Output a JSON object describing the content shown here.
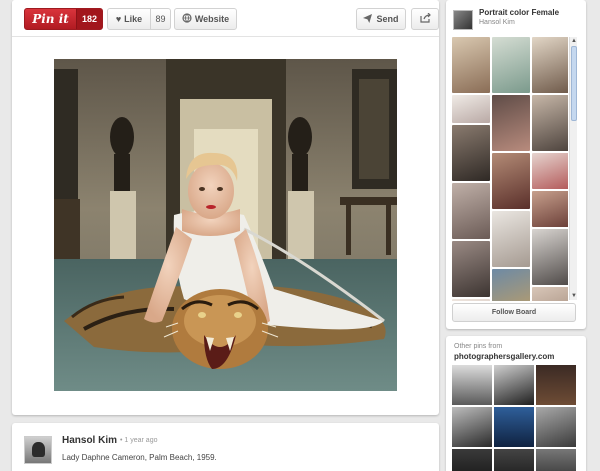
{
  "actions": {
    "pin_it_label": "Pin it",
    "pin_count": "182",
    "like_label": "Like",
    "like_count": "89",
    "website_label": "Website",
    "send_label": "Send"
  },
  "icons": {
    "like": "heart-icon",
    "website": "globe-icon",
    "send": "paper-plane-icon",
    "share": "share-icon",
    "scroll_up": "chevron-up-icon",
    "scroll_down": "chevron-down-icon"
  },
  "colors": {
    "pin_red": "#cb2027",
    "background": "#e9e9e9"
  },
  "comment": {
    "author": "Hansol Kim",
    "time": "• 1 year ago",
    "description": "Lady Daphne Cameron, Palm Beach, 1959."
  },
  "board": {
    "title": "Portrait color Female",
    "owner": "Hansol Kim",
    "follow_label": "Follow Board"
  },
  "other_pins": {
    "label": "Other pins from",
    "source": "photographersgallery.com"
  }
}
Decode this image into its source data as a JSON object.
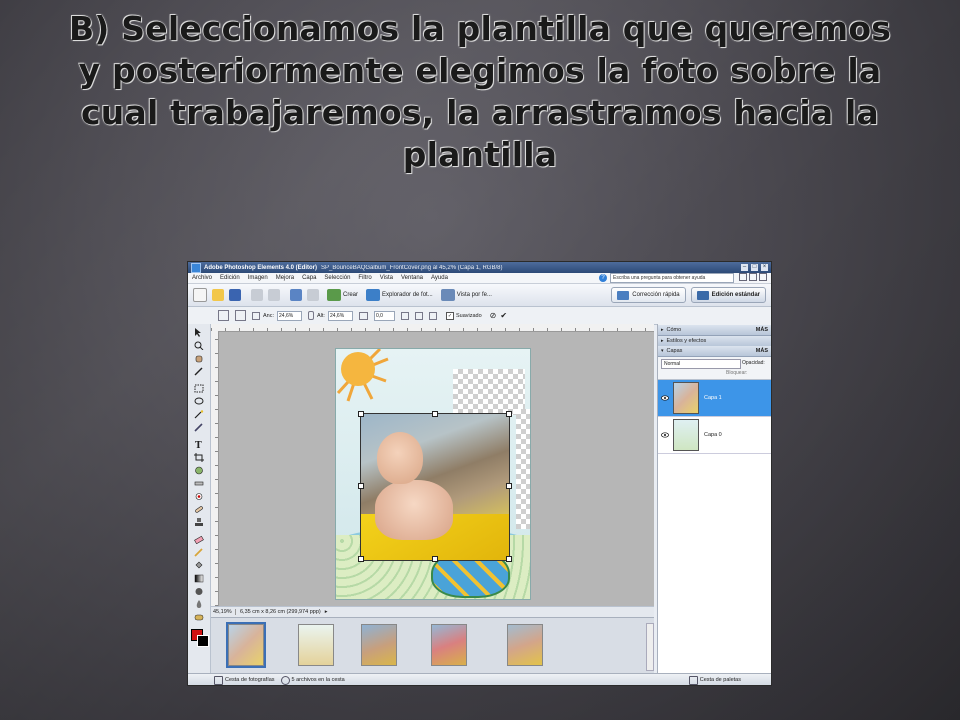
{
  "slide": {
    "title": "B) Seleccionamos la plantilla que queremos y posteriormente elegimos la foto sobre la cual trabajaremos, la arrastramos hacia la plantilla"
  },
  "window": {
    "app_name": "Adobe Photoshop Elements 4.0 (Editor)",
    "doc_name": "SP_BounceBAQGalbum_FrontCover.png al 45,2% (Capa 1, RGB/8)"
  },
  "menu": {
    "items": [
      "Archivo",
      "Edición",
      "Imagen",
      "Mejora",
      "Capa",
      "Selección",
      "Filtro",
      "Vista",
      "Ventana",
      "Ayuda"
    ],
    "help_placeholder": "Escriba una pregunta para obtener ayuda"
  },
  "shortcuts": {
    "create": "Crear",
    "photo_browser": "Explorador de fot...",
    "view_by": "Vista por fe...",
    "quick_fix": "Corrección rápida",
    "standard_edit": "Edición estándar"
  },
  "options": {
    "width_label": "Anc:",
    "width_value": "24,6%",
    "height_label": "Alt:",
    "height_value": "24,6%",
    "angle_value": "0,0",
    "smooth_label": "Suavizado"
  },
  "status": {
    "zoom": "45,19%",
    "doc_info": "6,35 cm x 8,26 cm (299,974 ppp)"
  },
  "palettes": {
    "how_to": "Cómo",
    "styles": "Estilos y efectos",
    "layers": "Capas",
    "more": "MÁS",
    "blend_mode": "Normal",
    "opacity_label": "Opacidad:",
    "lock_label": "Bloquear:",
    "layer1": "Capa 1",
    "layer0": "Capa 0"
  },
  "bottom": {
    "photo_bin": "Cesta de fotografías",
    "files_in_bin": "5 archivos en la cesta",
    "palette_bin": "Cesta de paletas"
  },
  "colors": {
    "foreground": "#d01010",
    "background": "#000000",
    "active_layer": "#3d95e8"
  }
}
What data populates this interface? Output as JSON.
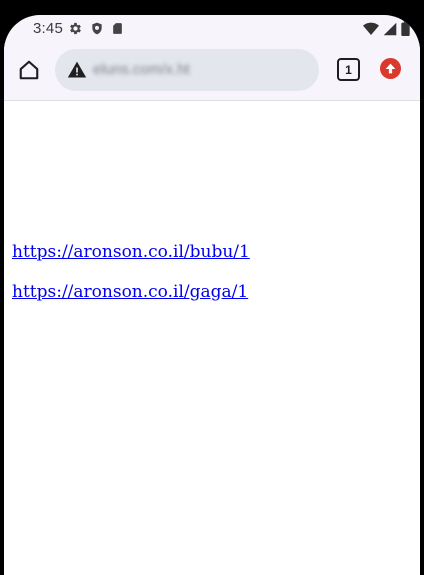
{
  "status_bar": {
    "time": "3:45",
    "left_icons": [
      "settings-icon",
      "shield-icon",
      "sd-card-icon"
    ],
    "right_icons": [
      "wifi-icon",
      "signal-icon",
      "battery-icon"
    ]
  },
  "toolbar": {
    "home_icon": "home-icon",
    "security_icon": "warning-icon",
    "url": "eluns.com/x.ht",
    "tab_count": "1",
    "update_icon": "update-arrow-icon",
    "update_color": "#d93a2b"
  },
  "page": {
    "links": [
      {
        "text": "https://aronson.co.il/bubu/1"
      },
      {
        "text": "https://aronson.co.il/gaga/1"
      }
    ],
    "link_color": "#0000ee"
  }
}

* * * *

▶ Directions for this task
Copy out the entries verbatim and leave the images out.

▶ Finished exercise
Output a JSON object describing the content shown here.
{
  "actions": {
    "pin_it_label": "Pin it",
    "pin_count": "182",
    "like_label": "Like",
    "like_count": "89",
    "website_label": "Website",
    "send_label": "Send"
  },
  "icons": {
    "like": "heart-icon",
    "website": "globe-icon",
    "send": "paper-plane-icon",
    "share": "share-icon",
    "scroll_up": "chevron-up-icon",
    "scroll_down": "chevron-down-icon"
  },
  "colors": {
    "pin_red": "#cb2027",
    "background": "#e9e9e9"
  },
  "comment": {
    "author": "Hansol Kim",
    "time": "• 1 year ago",
    "description": "Lady Daphne Cameron, Palm Beach, 1959."
  },
  "board": {
    "title": "Portrait color Female",
    "owner": "Hansol Kim",
    "follow_label": "Follow Board"
  },
  "other_pins": {
    "label": "Other pins from",
    "source": "photographersgallery.com"
  }
}
Decode this image into its source data as a JSON object.
{
  "slide": {
    "title": "B) Seleccionamos la plantilla que queremos y posteriormente elegimos la foto sobre la cual trabajaremos, la arrastramos hacia la plantilla"
  },
  "window": {
    "app_name": "Adobe Photoshop Elements 4.0 (Editor)",
    "doc_name": "SP_BounceBAQGalbum_FrontCover.png al 45,2% (Capa 1, RGB/8)"
  },
  "menu": {
    "items": [
      "Archivo",
      "Edición",
      "Imagen",
      "Mejora",
      "Capa",
      "Selección",
      "Filtro",
      "Vista",
      "Ventana",
      "Ayuda"
    ],
    "help_placeholder": "Escriba una pregunta para obtener ayuda"
  },
  "shortcuts": {
    "create": "Crear",
    "photo_browser": "Explorador de fot...",
    "view_by": "Vista por fe...",
    "quick_fix": "Corrección rápida",
    "standard_edit": "Edición estándar"
  },
  "options": {
    "width_label": "Anc:",
    "width_value": "24,6%",
    "height_label": "Alt:",
    "height_value": "24,6%",
    "angle_value": "0,0",
    "smooth_label": "Suavizado"
  },
  "status": {
    "zoom": "45,19%",
    "doc_info": "6,35 cm x 8,26 cm (299,974 ppp)"
  },
  "palettes": {
    "how_to": "Cómo",
    "styles": "Estilos y efectos",
    "layers": "Capas",
    "more": "MÁS",
    "blend_mode": "Normal",
    "opacity_label": "Opacidad:",
    "lock_label": "Bloquear:",
    "layer1": "Capa 1",
    "layer0": "Capa 0"
  },
  "bottom": {
    "photo_bin": "Cesta de fotografías",
    "files_in_bin": "5 archivos en la cesta",
    "palette_bin": "Cesta de paletas"
  },
  "colors": {
    "foreground": "#d01010",
    "background": "#000000",
    "active_layer": "#3d95e8"
  }
}
What data populates this interface? Output as JSON.
{
  "status_bar": {
    "time": "3:45",
    "left_icons": [
      "settings-icon",
      "shield-icon",
      "sd-card-icon"
    ],
    "right_icons": [
      "wifi-icon",
      "signal-icon",
      "battery-icon"
    ]
  },
  "toolbar": {
    "home_icon": "home-icon",
    "security_icon": "warning-icon",
    "url": "eluns.com/x.ht",
    "tab_count": "1",
    "update_icon": "update-arrow-icon",
    "update_color": "#d93a2b"
  },
  "page": {
    "links": [
      {
        "text": "https://aronson.co.il/bubu/1"
      },
      {
        "text": "https://aronson.co.il/gaga/1"
      }
    ],
    "link_color": "#0000ee"
  }
}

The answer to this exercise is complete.